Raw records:
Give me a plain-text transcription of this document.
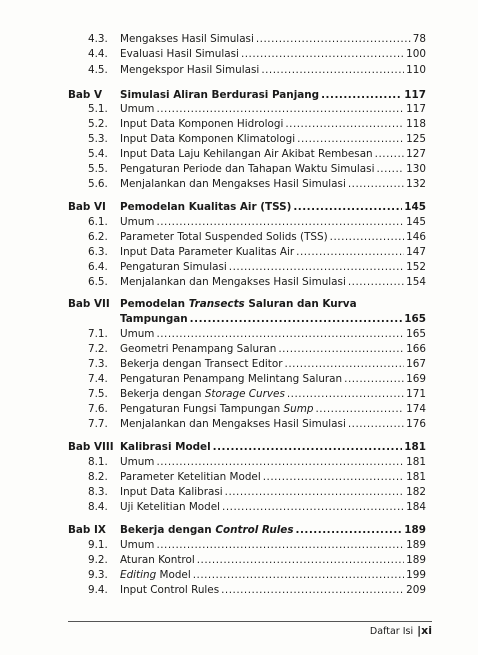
4.3.	Mengakses Hasil Simulasi .....	78
4.4.	Evaluasi Hasil Simulasi .....	100
4.5.	Mengekspor Hasil Simulasi .....	110
Bab V Simulasi Aliran Berdurasi Panjang .....	117
5.1.	Umum .....	117
5.2.	Input Data Komponen Hidrologi .....	118
5.3.	Input Data Komponen Klimatologi .....	125
5.4.	Input Data Laju Kehilangan Air Akibat Rembesan .....	127
5.5.	Pengaturan Periode dan Tahapan Waktu Simulasi .....	130
5.6.	Menjalankan dan Mengakses Hasil Simulasi .....	132
Bab VI Pemodelan Kualitas Air (TSS) .....	145
6.1.	Umum .....	145
6.2.	Parameter Total Suspended Solids (TSS) .....	146
6.3.	Input Data Parameter Kualitas Air .....	147
6.4.	Pengaturan Simulasi .....	152
6.5.	Menjalankan dan Mengakses Hasil Simulasi .....	154
Bab VII Pemodelan Transects Saluran dan Kurva
Tampungan .....	165
7.1.	Umum .....	165
7.2.	Geometri Penampang Saluran .....	166
7.3.	Bekerja dengan Transect Editor .....	167
7.4.	Pengaturan Penampang Melintang Saluran .....	169
7.5.	Bekerja dengan Storage Curves .....	171
7.6.	Pengaturan Fungsi Tampungan Sump .....	174
7.7.	Menjalankan dan Mengakses Hasil Simulasi .....	176
Bab VIII Kalibrasi Model .....	181
8.1.	Umum .....	181
8.2.	Parameter Ketelitian Model .....	181
8.3.	Input Data Kalibrasi .....	182
8.4.	Uji Ketelitian Model .....	184
Bab IX Bekerja dengan Control Rules .....	189
9.1.	Umum .....	189
9.2.	Aturan Kontrol .....	189
9.3.	Editing Model .....	199
9.4.	Input Control Rules .....	209
Daftar Isi |xi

◆ TASK GOAL: All of the entries above should be duplicated exactly, except for the pictures.

◆ OUTPUT FOR THIS EXERCISE:
Give me a plain-text transcription of this document.
4.3.	Mengakses Hasil Simulasi .....	78
4.4.	Evaluasi Hasil Simulasi .....	100
4.5.	Mengekspor Hasil Simulasi .....	110
Bab V Simulasi Aliran Berdurasi Panjang .....	117
5.1.	Umum .....	117
5.2.	Input Data Komponen Hidrologi .....	118
5.3.	Input Data Komponen Klimatologi .....	125
5.4.	Input Data Laju Kehilangan Air Akibat Rembesan .....	127
5.5.	Pengaturan Periode dan Tahapan Waktu Simulasi .....	130
5.6.	Menjalankan dan Mengakses Hasil Simulasi .....	132
Bab VI Pemodelan Kualitas Air (TSS) .....	145
6.1.	Umum .....	145
6.2.	Parameter Total Suspended Solids (TSS) .....	146
6.3.	Input Data Parameter Kualitas Air .....	147
6.4.	Pengaturan Simulasi .....	152
6.5.	Menjalankan dan Mengakses Hasil Simulasi .....	154
Bab VII Pemodelan Transects Saluran dan Kurva
Tampungan .....	165
7.1.	Umum .....	165
7.2.	Geometri Penampang Saluran .....	166
7.3.	Bekerja dengan Transect Editor .....	167
7.4.	Pengaturan Penampang Melintang Saluran .....	169
7.5.	Bekerja dengan Storage Curves .....	171
7.6.	Pengaturan Fungsi Tampungan Sump .....	174
7.7.	Menjalankan dan Mengakses Hasil Simulasi .....	176
Bab VIII Kalibrasi Model .....	181
8.1.	Umum .....	181
8.2.	Parameter Ketelitian Model .....	181
8.3.	Input Data Kalibrasi .....	182
8.4.	Uji Ketelitian Model .....	184
Bab IX Bekerja dengan Control Rules .....	189
9.1.	Umum .....	189
9.2.	Aturan Kontrol .....	189
9.3.	Editing Model .....	199
9.4.	Input Control Rules .....	209
Daftar Isi |xi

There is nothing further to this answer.